What the exercise asks
Gather all lines from the material that contain the word "QVHFFVN".

§ §

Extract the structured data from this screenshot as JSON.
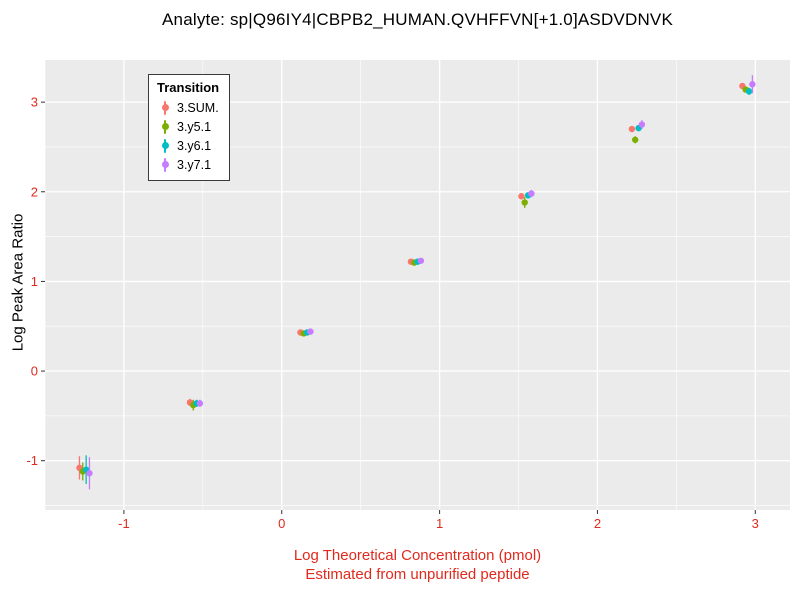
{
  "title": "Analyte: sp|Q96IY4|CBPB2_HUMAN.QVHFFVN[+1.0]ASDVDNVK",
  "axes": {
    "y_label": "Log Peak Area Ratio",
    "x_label_line1": "Log Theoretical Concentration (pmol)",
    "x_label_line2": "Estimated from unpurified peptide"
  },
  "legend": {
    "title": "Transition"
  },
  "colors": {
    "plot_bg": "#EBEBEB",
    "grid": "#FFFFFF",
    "tick_mark": "#333333",
    "axis_text_red": "#E02A1E",
    "title_text": "#000000"
  },
  "chart_data": {
    "type": "scatter",
    "title": "Analyte: sp|Q96IY4|CBPB2_HUMAN.QVHFFVN[+1.0]ASDVDNVK",
    "xlabel": "Log Theoretical Concentration (pmol)",
    "xlabel_note": "Estimated from unpurified peptide",
    "ylabel": "Log Peak Area Ratio",
    "legend_title": "Transition",
    "legend_position": "top-left-inside",
    "grid": true,
    "x": [
      -1.25,
      -0.55,
      0.15,
      0.85,
      1.55,
      2.25,
      2.95
    ],
    "xticks": [
      -1,
      0,
      1,
      2,
      3
    ],
    "yticks": [
      -1,
      0,
      1,
      2,
      3
    ],
    "xlim": [
      -1.5,
      3.22
    ],
    "ylim": [
      -1.55,
      3.47
    ],
    "series": [
      {
        "name": "3.SUM.",
        "color": "#F8766D",
        "y": [
          -1.08,
          -0.35,
          0.43,
          1.22,
          1.95,
          2.7,
          3.18
        ],
        "err": [
          0.13,
          0.04,
          0.02,
          0.02,
          0.03,
          0.03,
          0.03
        ]
      },
      {
        "name": "3.y5.1",
        "color": "#7CAE00",
        "y": [
          -1.12,
          -0.38,
          0.42,
          1.21,
          1.88,
          2.58,
          3.14
        ],
        "err": [
          0.1,
          0.06,
          0.02,
          0.02,
          0.06,
          0.04,
          0.03
        ]
      },
      {
        "name": "3.y6.1",
        "color": "#00BFC4",
        "y": [
          -1.1,
          -0.36,
          0.43,
          1.22,
          1.96,
          2.71,
          3.12
        ],
        "err": [
          0.16,
          0.04,
          0.02,
          0.02,
          0.03,
          0.03,
          0.04
        ]
      },
      {
        "name": "3.y7.1",
        "color": "#C77CFF",
        "y": [
          -1.14,
          -0.36,
          0.44,
          1.23,
          1.98,
          2.75,
          3.2
        ],
        "err": [
          0.18,
          0.04,
          0.02,
          0.02,
          0.04,
          0.05,
          0.1
        ]
      }
    ]
  }
}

§ §

Exercise answer
  "title": "Analyte: sp|Q96IY4|CBPB2_HUMAN.QVHFFVN[+1.0]ASDVDNVK",
    "title": "Analyte: sp|Q96IY4|CBPB2_HUMAN.QVHFFVN[+1.0]ASDVDNVK",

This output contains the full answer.